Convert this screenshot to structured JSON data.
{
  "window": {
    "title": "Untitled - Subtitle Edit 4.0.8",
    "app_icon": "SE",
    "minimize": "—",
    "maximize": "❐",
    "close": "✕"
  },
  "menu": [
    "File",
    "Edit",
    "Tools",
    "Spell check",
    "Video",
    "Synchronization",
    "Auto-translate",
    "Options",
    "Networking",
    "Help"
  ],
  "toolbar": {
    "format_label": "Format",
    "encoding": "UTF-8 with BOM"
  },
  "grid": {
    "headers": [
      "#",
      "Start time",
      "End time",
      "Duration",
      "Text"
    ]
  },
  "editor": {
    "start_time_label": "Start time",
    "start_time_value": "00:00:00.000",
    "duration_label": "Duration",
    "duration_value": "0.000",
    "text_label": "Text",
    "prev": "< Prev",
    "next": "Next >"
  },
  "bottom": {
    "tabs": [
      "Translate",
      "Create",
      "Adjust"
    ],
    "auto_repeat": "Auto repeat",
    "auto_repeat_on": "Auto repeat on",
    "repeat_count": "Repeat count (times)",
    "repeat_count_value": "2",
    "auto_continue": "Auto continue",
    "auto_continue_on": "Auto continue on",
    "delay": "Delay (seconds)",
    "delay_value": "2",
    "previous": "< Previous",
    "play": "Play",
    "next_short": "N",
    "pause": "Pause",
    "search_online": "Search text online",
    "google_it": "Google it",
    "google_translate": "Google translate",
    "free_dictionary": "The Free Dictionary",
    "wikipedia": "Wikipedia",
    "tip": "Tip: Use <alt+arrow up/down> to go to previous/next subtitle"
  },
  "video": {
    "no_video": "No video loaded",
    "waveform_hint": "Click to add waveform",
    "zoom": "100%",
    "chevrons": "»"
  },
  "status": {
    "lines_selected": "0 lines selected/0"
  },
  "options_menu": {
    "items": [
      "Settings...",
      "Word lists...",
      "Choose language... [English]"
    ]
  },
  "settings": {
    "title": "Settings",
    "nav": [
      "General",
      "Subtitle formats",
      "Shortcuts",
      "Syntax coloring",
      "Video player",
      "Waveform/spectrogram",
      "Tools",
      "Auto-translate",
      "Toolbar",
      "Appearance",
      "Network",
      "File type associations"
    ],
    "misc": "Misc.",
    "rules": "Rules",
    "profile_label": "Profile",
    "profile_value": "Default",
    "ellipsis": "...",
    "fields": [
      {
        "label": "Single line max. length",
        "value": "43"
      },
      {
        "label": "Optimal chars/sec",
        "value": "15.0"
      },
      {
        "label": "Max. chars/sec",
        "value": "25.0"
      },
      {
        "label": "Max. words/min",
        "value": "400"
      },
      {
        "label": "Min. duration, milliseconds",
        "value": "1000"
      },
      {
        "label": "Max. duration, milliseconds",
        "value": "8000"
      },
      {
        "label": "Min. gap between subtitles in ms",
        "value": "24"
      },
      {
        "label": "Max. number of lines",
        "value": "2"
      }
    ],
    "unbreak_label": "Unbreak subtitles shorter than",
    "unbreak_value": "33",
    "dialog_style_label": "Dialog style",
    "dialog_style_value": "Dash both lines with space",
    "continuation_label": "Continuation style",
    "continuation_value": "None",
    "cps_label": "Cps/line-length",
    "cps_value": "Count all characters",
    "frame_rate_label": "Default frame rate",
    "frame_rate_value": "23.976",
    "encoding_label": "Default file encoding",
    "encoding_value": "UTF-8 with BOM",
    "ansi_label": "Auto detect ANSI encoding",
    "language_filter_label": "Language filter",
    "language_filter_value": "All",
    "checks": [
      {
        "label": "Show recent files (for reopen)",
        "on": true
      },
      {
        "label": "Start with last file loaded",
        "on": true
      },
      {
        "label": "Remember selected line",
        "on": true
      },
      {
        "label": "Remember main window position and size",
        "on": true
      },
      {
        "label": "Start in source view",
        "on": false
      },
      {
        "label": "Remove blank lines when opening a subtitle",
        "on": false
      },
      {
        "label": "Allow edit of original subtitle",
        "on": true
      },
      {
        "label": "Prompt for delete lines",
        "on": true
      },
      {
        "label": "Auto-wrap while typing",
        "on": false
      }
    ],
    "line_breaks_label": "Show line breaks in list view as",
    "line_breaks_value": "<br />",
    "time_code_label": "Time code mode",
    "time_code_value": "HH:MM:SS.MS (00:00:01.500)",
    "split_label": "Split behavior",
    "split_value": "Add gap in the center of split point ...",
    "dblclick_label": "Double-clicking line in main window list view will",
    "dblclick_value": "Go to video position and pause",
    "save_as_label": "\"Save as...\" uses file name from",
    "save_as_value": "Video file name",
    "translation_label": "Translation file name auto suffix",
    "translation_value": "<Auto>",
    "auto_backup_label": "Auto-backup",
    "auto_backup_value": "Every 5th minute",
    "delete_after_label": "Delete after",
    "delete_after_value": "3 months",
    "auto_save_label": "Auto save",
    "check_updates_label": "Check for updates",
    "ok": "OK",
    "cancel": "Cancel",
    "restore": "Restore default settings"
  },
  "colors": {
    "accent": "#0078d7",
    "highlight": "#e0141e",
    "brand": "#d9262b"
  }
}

### EXERCISE REQUIREMENTS
Every record shown above must be echoed exactly.

### THE SOLUTION
Convert this screenshot to structured JSON data.
{
  "window": {
    "title": "Untitled - Subtitle Edit 4.0.8",
    "app_icon": "SE",
    "minimize": "—",
    "maximize": "❐",
    "close": "✕"
  },
  "menu": [
    "File",
    "Edit",
    "Tools",
    "Spell check",
    "Video",
    "Synchronization",
    "Auto-translate",
    "Options",
    "Networking",
    "Help"
  ],
  "toolbar": {
    "format_label": "Format",
    "encoding": "UTF-8 with BOM"
  },
  "grid": {
    "headers": [
      "#",
      "Start time",
      "End time",
      "Duration",
      "Text"
    ]
  },
  "editor": {
    "start_time_label": "Start time",
    "start_time_value": "00:00:00.000",
    "duration_label": "Duration",
    "duration_value": "0.000",
    "text_label": "Text",
    "prev": "< Prev",
    "next": "Next >"
  },
  "bottom": {
    "tabs": [
      "Translate",
      "Create",
      "Adjust"
    ],
    "auto_repeat": "Auto repeat",
    "auto_repeat_on": "Auto repeat on",
    "repeat_count": "Repeat count (times)",
    "repeat_count_value": "2",
    "auto_continue": "Auto continue",
    "auto_continue_on": "Auto continue on",
    "delay": "Delay (seconds)",
    "delay_value": "2",
    "previous": "< Previous",
    "play": "Play",
    "next_short": "N",
    "pause": "Pause",
    "search_online": "Search text online",
    "google_it": "Google it",
    "google_translate": "Google translate",
    "free_dictionary": "The Free Dictionary",
    "wikipedia": "Wikipedia",
    "tip": "Tip: Use <alt+arrow up/down> to go to previous/next subtitle"
  },
  "video": {
    "no_video": "No video loaded",
    "waveform_hint": "Click to add waveform",
    "zoom": "100%",
    "chevrons": "»"
  },
  "status": {
    "lines_selected": "0 lines selected/0"
  },
  "options_menu": {
    "items": [
      "Settings...",
      "Word lists...",
      "Choose language... [English]"
    ]
  },
  "settings": {
    "title": "Settings",
    "nav": [
      "General",
      "Subtitle formats",
      "Shortcuts",
      "Syntax coloring",
      "Video player",
      "Waveform/spectrogram",
      "Tools",
      "Auto-translate",
      "Toolbar",
      "Appearance",
      "Network",
      "File type associations"
    ],
    "misc": "Misc.",
    "rules": "Rules",
    "profile_label": "Profile",
    "profile_value": "Default",
    "ellipsis": "...",
    "fields": [
      {
        "label": "Single line max. length",
        "value": "43"
      },
      {
        "label": "Optimal chars/sec",
        "value": "15.0"
      },
      {
        "label": "Max. chars/sec",
        "value": "25.0"
      },
      {
        "label": "Max. words/min",
        "value": "400"
      },
      {
        "label": "Min. duration, milliseconds",
        "value": "1000"
      },
      {
        "label": "Max. duration, milliseconds",
        "value": "8000"
      },
      {
        "label": "Min. gap between subtitles in ms",
        "value": "24"
      },
      {
        "label": "Max. number of lines",
        "value": "2"
      }
    ],
    "unbreak_label": "Unbreak subtitles shorter than",
    "unbreak_value": "33",
    "dialog_style_label": "Dialog style",
    "dialog_style_value": "Dash both lines with space",
    "continuation_label": "Continuation style",
    "continuation_value": "None",
    "cps_label": "Cps/line-length",
    "cps_value": "Count all characters",
    "frame_rate_label": "Default frame rate",
    "frame_rate_value": "23.976",
    "encoding_label": "Default file encoding",
    "encoding_value": "UTF-8 with BOM",
    "ansi_label": "Auto detect ANSI encoding",
    "language_filter_label": "Language filter",
    "language_filter_value": "All",
    "checks": [
      {
        "label": "Show recent files (for reopen)",
        "on": true
      },
      {
        "label": "Start with last file loaded",
        "on": true
      },
      {
        "label": "Remember selected line",
        "on": true
      },
      {
        "label": "Remember main window position and size",
        "on": true
      },
      {
        "label": "Start in source view",
        "on": false
      },
      {
        "label": "Remove blank lines when opening a subtitle",
        "on": false
      },
      {
        "label": "Allow edit of original subtitle",
        "on": true
      },
      {
        "label": "Prompt for delete lines",
        "on": true
      },
      {
        "label": "Auto-wrap while typing",
        "on": false
      }
    ],
    "line_breaks_label": "Show line breaks in list view as",
    "line_breaks_value": "<br />",
    "time_code_label": "Time code mode",
    "time_code_value": "HH:MM:SS.MS (00:00:01.500)",
    "split_label": "Split behavior",
    "split_value": "Add gap in the center of split point ...",
    "dblclick_label": "Double-clicking line in main window list view will",
    "dblclick_value": "Go to video position and pause",
    "save_as_label": "\"Save as...\" uses file name from",
    "save_as_value": "Video file name",
    "translation_label": "Translation file name auto suffix",
    "translation_value": "<Auto>",
    "auto_backup_label": "Auto-backup",
    "auto_backup_value": "Every 5th minute",
    "delete_after_label": "Delete after",
    "delete_after_value": "3 months",
    "auto_save_label": "Auto save",
    "check_updates_label": "Check for updates",
    "ok": "OK",
    "cancel": "Cancel",
    "restore": "Restore default settings"
  },
  "colors": {
    "accent": "#0078d7",
    "highlight": "#e0141e",
    "brand": "#d9262b"
  }
}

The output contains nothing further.